## What you will do
Find all lines in the records that include the word "Southern", and copy them out.

────

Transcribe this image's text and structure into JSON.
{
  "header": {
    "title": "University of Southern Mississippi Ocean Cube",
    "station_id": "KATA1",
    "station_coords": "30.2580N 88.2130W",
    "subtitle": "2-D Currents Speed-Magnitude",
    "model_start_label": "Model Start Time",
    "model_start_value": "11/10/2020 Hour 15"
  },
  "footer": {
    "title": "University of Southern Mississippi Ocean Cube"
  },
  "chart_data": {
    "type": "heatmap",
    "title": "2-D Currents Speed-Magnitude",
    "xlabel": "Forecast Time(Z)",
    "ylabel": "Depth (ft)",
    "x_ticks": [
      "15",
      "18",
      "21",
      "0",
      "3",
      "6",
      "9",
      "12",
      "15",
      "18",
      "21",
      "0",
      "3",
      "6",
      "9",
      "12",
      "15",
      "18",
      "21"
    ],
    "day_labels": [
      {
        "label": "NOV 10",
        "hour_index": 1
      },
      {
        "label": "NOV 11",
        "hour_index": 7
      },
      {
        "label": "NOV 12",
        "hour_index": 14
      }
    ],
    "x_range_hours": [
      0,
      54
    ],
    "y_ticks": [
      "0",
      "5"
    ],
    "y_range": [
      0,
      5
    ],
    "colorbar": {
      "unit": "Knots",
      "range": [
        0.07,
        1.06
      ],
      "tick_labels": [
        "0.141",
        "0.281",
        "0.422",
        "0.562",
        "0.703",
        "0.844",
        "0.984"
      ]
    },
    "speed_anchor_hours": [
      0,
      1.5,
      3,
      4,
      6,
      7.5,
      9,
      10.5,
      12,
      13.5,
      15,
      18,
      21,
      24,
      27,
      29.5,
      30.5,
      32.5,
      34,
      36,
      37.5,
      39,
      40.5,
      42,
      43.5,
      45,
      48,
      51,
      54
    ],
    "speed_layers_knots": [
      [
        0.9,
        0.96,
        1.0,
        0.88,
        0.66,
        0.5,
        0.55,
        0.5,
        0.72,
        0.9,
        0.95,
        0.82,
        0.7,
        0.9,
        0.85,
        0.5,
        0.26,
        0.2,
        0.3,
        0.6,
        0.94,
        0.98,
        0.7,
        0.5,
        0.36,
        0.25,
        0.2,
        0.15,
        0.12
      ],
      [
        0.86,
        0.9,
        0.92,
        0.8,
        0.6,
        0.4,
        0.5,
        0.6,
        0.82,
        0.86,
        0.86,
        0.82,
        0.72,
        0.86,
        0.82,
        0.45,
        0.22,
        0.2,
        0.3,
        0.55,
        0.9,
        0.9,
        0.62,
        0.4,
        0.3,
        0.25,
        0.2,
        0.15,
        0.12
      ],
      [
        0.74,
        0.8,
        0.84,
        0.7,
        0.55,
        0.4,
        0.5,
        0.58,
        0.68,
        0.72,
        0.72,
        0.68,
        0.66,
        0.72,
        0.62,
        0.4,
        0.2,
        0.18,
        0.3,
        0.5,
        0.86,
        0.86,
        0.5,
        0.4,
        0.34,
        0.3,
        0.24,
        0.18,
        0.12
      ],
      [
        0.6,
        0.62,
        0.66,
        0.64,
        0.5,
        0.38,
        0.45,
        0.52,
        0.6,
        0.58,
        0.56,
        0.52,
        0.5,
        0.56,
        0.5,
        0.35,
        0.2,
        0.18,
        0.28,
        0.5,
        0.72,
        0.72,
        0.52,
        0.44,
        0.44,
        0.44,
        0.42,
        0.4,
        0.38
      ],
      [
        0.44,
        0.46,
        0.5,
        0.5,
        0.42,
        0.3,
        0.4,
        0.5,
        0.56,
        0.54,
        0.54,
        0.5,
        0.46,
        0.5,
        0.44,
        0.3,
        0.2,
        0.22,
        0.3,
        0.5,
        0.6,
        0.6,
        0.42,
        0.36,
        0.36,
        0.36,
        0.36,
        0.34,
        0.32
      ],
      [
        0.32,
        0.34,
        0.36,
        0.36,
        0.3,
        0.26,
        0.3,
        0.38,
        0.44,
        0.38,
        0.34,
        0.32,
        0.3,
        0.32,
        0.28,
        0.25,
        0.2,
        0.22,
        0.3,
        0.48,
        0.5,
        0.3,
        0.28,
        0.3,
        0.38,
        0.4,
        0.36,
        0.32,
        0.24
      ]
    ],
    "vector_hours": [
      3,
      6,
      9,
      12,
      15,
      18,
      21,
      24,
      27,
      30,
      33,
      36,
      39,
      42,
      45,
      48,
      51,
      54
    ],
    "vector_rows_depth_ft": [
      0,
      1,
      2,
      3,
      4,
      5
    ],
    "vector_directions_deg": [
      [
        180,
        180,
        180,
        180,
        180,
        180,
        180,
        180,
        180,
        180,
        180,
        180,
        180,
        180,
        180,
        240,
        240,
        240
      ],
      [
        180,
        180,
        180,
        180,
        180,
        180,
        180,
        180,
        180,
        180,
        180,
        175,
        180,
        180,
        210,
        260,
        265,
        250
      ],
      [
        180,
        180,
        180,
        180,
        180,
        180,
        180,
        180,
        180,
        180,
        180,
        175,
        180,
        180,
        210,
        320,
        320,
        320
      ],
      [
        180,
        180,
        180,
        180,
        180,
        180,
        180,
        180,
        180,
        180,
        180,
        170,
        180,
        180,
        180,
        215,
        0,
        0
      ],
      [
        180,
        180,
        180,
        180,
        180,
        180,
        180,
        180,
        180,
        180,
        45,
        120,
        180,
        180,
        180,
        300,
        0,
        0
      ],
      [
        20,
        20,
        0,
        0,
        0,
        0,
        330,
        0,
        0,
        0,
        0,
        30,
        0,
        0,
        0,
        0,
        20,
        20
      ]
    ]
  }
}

────

## Full output
    "title": "University of Southern Mississippi Ocean Cube",
    "title": "University of Southern Mississippi Ocean Cube"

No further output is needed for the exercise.